● **TASK**
Each entry below is to be extracted exactly.

-- start of MATERIAL FOR THIS EXERCISE --

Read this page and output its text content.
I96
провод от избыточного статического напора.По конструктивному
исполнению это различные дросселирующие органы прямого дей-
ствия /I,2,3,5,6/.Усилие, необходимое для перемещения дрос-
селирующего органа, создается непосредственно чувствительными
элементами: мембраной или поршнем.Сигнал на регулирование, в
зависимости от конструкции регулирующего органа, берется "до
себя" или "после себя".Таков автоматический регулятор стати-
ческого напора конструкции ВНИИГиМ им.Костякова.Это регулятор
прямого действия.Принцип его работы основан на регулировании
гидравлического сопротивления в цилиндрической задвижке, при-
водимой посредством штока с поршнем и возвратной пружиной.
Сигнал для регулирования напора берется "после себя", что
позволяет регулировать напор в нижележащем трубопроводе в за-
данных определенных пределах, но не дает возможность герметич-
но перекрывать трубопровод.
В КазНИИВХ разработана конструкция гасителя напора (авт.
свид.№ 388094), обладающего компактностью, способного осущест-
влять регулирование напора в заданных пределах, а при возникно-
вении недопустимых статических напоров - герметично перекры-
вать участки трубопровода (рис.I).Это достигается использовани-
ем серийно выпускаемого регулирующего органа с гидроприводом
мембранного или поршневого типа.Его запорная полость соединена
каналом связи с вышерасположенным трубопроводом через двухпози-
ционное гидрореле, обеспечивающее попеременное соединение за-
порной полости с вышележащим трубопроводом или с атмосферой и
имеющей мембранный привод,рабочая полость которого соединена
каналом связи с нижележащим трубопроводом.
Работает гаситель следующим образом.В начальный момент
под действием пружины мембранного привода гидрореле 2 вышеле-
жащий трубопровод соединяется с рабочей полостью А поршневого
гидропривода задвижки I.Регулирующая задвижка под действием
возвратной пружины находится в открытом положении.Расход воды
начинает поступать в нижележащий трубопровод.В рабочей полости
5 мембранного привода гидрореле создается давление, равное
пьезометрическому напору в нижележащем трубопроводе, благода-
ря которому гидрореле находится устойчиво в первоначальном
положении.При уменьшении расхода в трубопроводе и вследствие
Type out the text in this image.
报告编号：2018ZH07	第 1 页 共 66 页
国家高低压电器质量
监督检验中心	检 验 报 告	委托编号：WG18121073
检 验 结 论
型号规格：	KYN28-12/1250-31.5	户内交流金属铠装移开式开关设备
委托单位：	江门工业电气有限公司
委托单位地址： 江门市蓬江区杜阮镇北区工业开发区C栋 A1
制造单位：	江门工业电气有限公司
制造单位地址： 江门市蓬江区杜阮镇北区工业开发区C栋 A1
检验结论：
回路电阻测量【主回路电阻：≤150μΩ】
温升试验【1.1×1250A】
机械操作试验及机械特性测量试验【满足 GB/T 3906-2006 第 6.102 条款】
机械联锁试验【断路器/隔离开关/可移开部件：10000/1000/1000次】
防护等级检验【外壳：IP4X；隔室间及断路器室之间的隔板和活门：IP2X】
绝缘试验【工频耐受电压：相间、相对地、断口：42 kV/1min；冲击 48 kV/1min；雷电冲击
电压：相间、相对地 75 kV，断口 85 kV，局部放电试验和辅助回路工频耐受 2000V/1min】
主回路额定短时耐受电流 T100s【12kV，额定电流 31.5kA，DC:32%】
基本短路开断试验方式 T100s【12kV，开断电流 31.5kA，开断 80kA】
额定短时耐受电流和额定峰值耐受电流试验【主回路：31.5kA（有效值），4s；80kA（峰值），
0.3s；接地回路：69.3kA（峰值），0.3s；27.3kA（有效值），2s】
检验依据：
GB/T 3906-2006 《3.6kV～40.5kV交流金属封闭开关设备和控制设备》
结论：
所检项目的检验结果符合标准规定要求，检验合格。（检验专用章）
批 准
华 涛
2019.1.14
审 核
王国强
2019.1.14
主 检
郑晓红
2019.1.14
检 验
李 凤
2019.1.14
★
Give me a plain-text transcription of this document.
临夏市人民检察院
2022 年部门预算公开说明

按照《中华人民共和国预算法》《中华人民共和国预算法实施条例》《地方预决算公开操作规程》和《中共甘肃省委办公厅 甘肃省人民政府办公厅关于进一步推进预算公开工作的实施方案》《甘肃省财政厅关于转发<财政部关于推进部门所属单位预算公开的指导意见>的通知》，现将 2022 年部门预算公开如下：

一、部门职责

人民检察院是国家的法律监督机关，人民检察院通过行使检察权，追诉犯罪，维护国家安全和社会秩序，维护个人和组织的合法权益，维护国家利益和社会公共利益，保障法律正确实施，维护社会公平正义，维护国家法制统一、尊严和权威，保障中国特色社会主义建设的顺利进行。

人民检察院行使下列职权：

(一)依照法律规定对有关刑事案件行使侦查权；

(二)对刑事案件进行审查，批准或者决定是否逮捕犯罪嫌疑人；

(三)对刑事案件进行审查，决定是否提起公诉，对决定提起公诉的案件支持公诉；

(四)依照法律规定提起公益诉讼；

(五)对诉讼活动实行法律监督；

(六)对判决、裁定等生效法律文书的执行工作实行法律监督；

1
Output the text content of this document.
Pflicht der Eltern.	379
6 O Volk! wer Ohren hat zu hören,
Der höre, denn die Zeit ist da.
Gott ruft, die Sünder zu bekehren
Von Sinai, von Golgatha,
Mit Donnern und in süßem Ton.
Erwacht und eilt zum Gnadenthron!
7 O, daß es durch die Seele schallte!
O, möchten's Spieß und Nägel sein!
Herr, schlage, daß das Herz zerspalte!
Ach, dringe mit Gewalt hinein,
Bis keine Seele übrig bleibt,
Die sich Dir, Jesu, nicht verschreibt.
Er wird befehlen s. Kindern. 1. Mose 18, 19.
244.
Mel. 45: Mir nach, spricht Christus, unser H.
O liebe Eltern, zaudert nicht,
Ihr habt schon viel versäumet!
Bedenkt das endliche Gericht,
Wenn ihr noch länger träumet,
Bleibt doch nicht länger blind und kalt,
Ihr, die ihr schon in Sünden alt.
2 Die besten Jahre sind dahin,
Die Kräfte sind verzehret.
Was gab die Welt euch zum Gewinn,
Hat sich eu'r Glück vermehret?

-- end of MATERIAL FOR THIS EXERCISE --

● **REPLY TO THE EXERCISE**
Read this page and output its text content.
I96
провод от избыточного статического напора.По конструктивному
исполнению это различные дросселирующие органы прямого дей-
ствия /I,2,3,5,6/.Усилие, необходимое для перемещения дрос-
селирующего органа, создается непосредственно чувствительными
элементами: мембраной или поршнем.Сигнал на регулирование, в
зависимости от конструкции регулирующего органа, берется "до
себя" или "после себя".Таков автоматический регулятор стати-
ческого напора конструкции ВНИИГиМ им.Костякова.Это регулятор
прямого действия.Принцип его работы основан на регулировании
гидравлического сопротивления в цилиндрической задвижке, при-
водимой посредством штока с поршнем и возвратной пружиной.
Сигнал для регулирования напора берется "после себя", что
позволяет регулировать напор в нижележащем трубопроводе в за-
данных определенных пределах, но не дает возможность герметич-
но перекрывать трубопровод.
В КазНИИВХ разработана конструкция гасителя напора (авт.
свид.№ 388094), обладающего компактностью, способного осущест-
влять регулирование напора в заданных пределах, а при возникно-
вении недопустимых статических напоров - герметично перекры-
вать участки трубопровода (рис.I).Это достигается использовани-
ем серийно выпускаемого регулирующего органа с гидроприводом
мембранного или поршневого типа.Его запорная полость соединена
каналом связи с вышерасположенным трубопроводом через двухпози-
ционное гидрореле, обеспечивающее попеременное соединение за-
порной полости с вышележащим трубопроводом или с атмосферой и
имеющей мембранный привод,рабочая полость которого соединена
каналом связи с нижележащим трубопроводом.
Работает гаситель следующим образом.В начальный момент
под действием пружины мембранного привода гидрореле 2 вышеле-
жащий трубопровод соединяется с рабочей полостью А поршневого
гидропривода задвижки I.Регулирующая задвижка под действием
возвратной пружины находится в открытом положении.Расход воды
начинает поступать в нижележащий трубопровод.В рабочей полости
5 мембранного привода гидрореле создается давление, равное
пьезометрическому напору в нижележащем трубопроводе, благода-
ря которому гидрореле находится устойчиво в первоначальном
положении.При уменьшении расхода в трубопроводе и вследствие
Type out the text in this image.
报告编号：2018ZH07	第 1 页 共 66 页
国家高低压电器质量
监督检验中心	检 验 报 告	委托编号：WG18121073
检 验 结 论
型号规格：	KYN28-12/1250-31.5	户内交流金属铠装移开式开关设备
委托单位：	江门工业电气有限公司
委托单位地址： 江门市蓬江区杜阮镇北区工业开发区C栋 A1
制造单位：	江门工业电气有限公司
制造单位地址： 江门市蓬江区杜阮镇北区工业开发区C栋 A1
检验结论：
回路电阻测量【主回路电阻：≤150μΩ】
温升试验【1.1×1250A】
机械操作试验及机械特性测量试验【满足 GB/T 3906-2006 第 6.102 条款】
机械联锁试验【断路器/隔离开关/可移开部件：10000/1000/1000次】
防护等级检验【外壳：IP4X；隔室间及断路器室之间的隔板和活门：IP2X】
绝缘试验【工频耐受电压：相间、相对地、断口：42 kV/1min；冲击 48 kV/1min；雷电冲击
电压：相间、相对地 75 kV，断口 85 kV，局部放电试验和辅助回路工频耐受 2000V/1min】
主回路额定短时耐受电流 T100s【12kV，额定电流 31.5kA，DC:32%】
基本短路开断试验方式 T100s【12kV，开断电流 31.5kA，开断 80kA】
额定短时耐受电流和额定峰值耐受电流试验【主回路：31.5kA（有效值），4s；80kA（峰值），
0.3s；接地回路：69.3kA（峰值），0.3s；27.3kA（有效值），2s】
检验依据：
GB/T 3906-2006 《3.6kV～40.5kV交流金属封闭开关设备和控制设备》
结论：
所检项目的检验结果符合标准规定要求，检验合格。（检验专用章）
批 准
华 涛
2019.1.14
审 核
王国强
2019.1.14
主 检
郑晓红
2019.1.14
检 验
李 凤
2019.1.14
★
Give me a plain-text transcription of this document.
临夏市人民检察院
2022 年部门预算公开说明

按照《中华人民共和国预算法》《中华人民共和国预算法实施条例》《地方预决算公开操作规程》和《中共甘肃省委办公厅 甘肃省人民政府办公厅关于进一步推进预算公开工作的实施方案》《甘肃省财政厅关于转发<财政部关于推进部门所属单位预算公开的指导意见>的通知》，现将 2022 年部门预算公开如下：

一、部门职责

人民检察院是国家的法律监督机关，人民检察院通过行使检察权，追诉犯罪，维护国家安全和社会秩序，维护个人和组织的合法权益，维护国家利益和社会公共利益，保障法律正确实施，维护社会公平正义，维护国家法制统一、尊严和权威，保障中国特色社会主义建设的顺利进行。

人民检察院行使下列职权：

(一)依照法律规定对有关刑事案件行使侦查权；

(二)对刑事案件进行审查，批准或者决定是否逮捕犯罪嫌疑人；

(三)对刑事案件进行审查，决定是否提起公诉，对决定提起公诉的案件支持公诉；

(四)依照法律规定提起公益诉讼；

(五)对诉讼活动实行法律监督；

(六)对判决、裁定等生效法律文书的执行工作实行法律监督；

1
Output the text content of this document.
Pflicht der Eltern.	379
6 O Volk! wer Ohren hat zu hören,
Der höre, denn die Zeit ist da.
Gott ruft, die Sünder zu bekehren
Von Sinai, von Golgatha,
Mit Donnern und in süßem Ton.
Erwacht und eilt zum Gnadenthron!
7 O, daß es durch die Seele schallte!
O, möchten's Spieß und Nägel sein!
Herr, schlage, daß das Herz zerspalte!
Ach, dringe mit Gewalt hinein,
Bis keine Seele übrig bleibt,
Die sich Dir, Jesu, nicht verschreibt.
Er wird befehlen s. Kindern. 1. Mose 18, 19.
244.
Mel. 45: Mir nach, spricht Christus, unser H.
O liebe Eltern, zaudert nicht,
Ihr habt schon viel versäumet!
Bedenkt das endliche Gericht,
Wenn ihr noch länger träumet,
Bleibt doch nicht länger blind und kalt,
Ihr, die ihr schon in Sünden alt.
2 Die besten Jahre sind dahin,
Die Kräfte sind verzehret.
Was gab die Welt euch zum Gewinn,
Hat sich eu'r Glück vermehret?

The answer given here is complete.